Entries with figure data
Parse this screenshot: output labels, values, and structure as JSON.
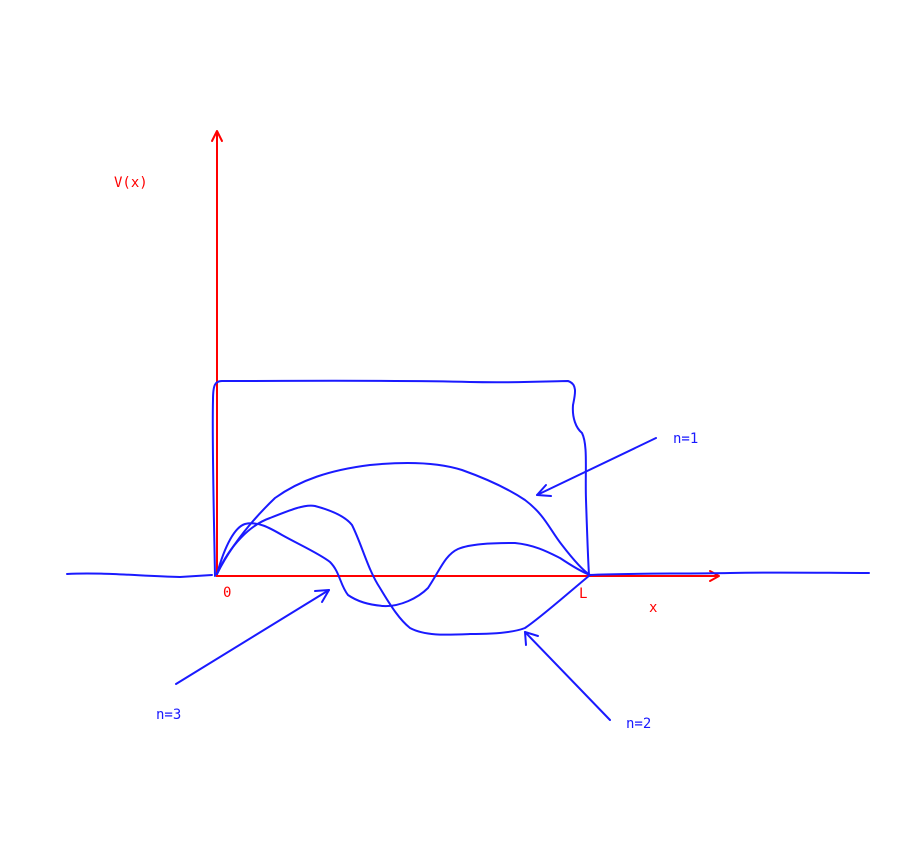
{
  "colors": {
    "axis": "#ff0000",
    "sketch": "#1a1aff",
    "background": "#ffffff"
  },
  "axes": {
    "y_label": "V(x)",
    "x_label": "x",
    "origin_label": "0",
    "right_wall_label": "L"
  },
  "annotations": {
    "n1": "n=1",
    "n2": "n=2",
    "n3": "n=3"
  }
}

* Given problem:
Every line above should be returned word for word, with the pictures left behind.

* Exercise result:
Parse this screenshot: output labels, values, and structure as JSON.
{
  "colors": {
    "axis": "#ff0000",
    "sketch": "#1a1aff",
    "background": "#ffffff"
  },
  "axes": {
    "y_label": "V(x)",
    "x_label": "x",
    "origin_label": "0",
    "right_wall_label": "L"
  },
  "annotations": {
    "n1": "n=1",
    "n2": "n=2",
    "n3": "n=3"
  }
}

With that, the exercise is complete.